----- AVAILABLE DATA -----

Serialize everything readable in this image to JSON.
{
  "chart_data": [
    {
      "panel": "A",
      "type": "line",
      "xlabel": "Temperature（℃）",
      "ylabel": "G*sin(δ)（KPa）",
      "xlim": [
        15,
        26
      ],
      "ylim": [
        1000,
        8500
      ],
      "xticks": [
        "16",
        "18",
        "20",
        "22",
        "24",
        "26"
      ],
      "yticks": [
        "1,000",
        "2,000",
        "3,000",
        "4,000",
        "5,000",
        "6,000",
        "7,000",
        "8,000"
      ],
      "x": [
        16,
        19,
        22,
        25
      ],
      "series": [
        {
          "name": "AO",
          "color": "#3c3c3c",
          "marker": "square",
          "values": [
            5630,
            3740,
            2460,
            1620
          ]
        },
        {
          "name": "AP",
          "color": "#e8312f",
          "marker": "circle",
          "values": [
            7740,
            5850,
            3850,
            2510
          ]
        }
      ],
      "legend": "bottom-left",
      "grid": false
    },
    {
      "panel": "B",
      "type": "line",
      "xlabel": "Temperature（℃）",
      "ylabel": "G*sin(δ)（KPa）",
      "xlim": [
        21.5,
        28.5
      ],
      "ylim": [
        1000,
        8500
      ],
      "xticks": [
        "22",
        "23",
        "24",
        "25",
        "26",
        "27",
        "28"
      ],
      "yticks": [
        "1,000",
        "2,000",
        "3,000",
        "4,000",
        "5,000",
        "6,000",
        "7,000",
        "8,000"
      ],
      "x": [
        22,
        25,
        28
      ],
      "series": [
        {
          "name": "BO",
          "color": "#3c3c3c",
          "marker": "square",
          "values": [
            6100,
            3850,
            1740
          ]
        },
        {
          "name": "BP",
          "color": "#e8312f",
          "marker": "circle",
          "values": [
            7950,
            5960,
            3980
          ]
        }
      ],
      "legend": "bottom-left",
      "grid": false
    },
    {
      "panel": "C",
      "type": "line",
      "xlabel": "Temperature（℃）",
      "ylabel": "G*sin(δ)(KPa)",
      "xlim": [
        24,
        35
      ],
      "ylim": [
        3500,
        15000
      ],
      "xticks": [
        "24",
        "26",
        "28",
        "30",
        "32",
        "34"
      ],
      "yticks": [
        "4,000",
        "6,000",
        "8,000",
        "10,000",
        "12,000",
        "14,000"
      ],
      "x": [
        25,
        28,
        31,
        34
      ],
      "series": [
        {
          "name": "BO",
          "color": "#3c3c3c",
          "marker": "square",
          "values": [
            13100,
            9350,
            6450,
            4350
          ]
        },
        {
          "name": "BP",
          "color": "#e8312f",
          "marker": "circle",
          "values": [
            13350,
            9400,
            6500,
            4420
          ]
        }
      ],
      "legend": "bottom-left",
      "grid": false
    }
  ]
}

-----

## WHAT IS EXPECTED
Write out all the data again, exactly as it appears.

## WRITTEN ANSWER
Serialize everything readable in this image to JSON.
{
  "chart_data": [
    {
      "panel": "A",
      "type": "line",
      "xlabel": "Temperature（℃）",
      "ylabel": "G*sin(δ)（KPa）",
      "xlim": [
        15,
        26
      ],
      "ylim": [
        1000,
        8500
      ],
      "xticks": [
        "16",
        "18",
        "20",
        "22",
        "24",
        "26"
      ],
      "yticks": [
        "1,000",
        "2,000",
        "3,000",
        "4,000",
        "5,000",
        "6,000",
        "7,000",
        "8,000"
      ],
      "x": [
        16,
        19,
        22,
        25
      ],
      "series": [
        {
          "name": "AO",
          "color": "#3c3c3c",
          "marker": "square",
          "values": [
            5630,
            3740,
            2460,
            1620
          ]
        },
        {
          "name": "AP",
          "color": "#e8312f",
          "marker": "circle",
          "values": [
            7740,
            5850,
            3850,
            2510
          ]
        }
      ],
      "legend": "bottom-left",
      "grid": false
    },
    {
      "panel": "B",
      "type": "line",
      "xlabel": "Temperature（℃）",
      "ylabel": "G*sin(δ)（KPa）",
      "xlim": [
        21.5,
        28.5
      ],
      "ylim": [
        1000,
        8500
      ],
      "xticks": [
        "22",
        "23",
        "24",
        "25",
        "26",
        "27",
        "28"
      ],
      "yticks": [
        "1,000",
        "2,000",
        "3,000",
        "4,000",
        "5,000",
        "6,000",
        "7,000",
        "8,000"
      ],
      "x": [
        22,
        25,
        28
      ],
      "series": [
        {
          "name": "BO",
          "color": "#3c3c3c",
          "marker": "square",
          "values": [
            6100,
            3850,
            1740
          ]
        },
        {
          "name": "BP",
          "color": "#e8312f",
          "marker": "circle",
          "values": [
            7950,
            5960,
            3980
          ]
        }
      ],
      "legend": "bottom-left",
      "grid": false
    },
    {
      "panel": "C",
      "type": "line",
      "xlabel": "Temperature（℃）",
      "ylabel": "G*sin(δ)(KPa)",
      "xlim": [
        24,
        35
      ],
      "ylim": [
        3500,
        15000
      ],
      "xticks": [
        "24",
        "26",
        "28",
        "30",
        "32",
        "34"
      ],
      "yticks": [
        "4,000",
        "6,000",
        "8,000",
        "10,000",
        "12,000",
        "14,000"
      ],
      "x": [
        25,
        28,
        31,
        34
      ],
      "series": [
        {
          "name": "BO",
          "color": "#3c3c3c",
          "marker": "square",
          "values": [
            13100,
            9350,
            6450,
            4350
          ]
        },
        {
          "name": "BP",
          "color": "#e8312f",
          "marker": "circle",
          "values": [
            13350,
            9400,
            6500,
            4420
          ]
        }
      ],
      "legend": "bottom-left",
      "grid": false
    }
  ]
}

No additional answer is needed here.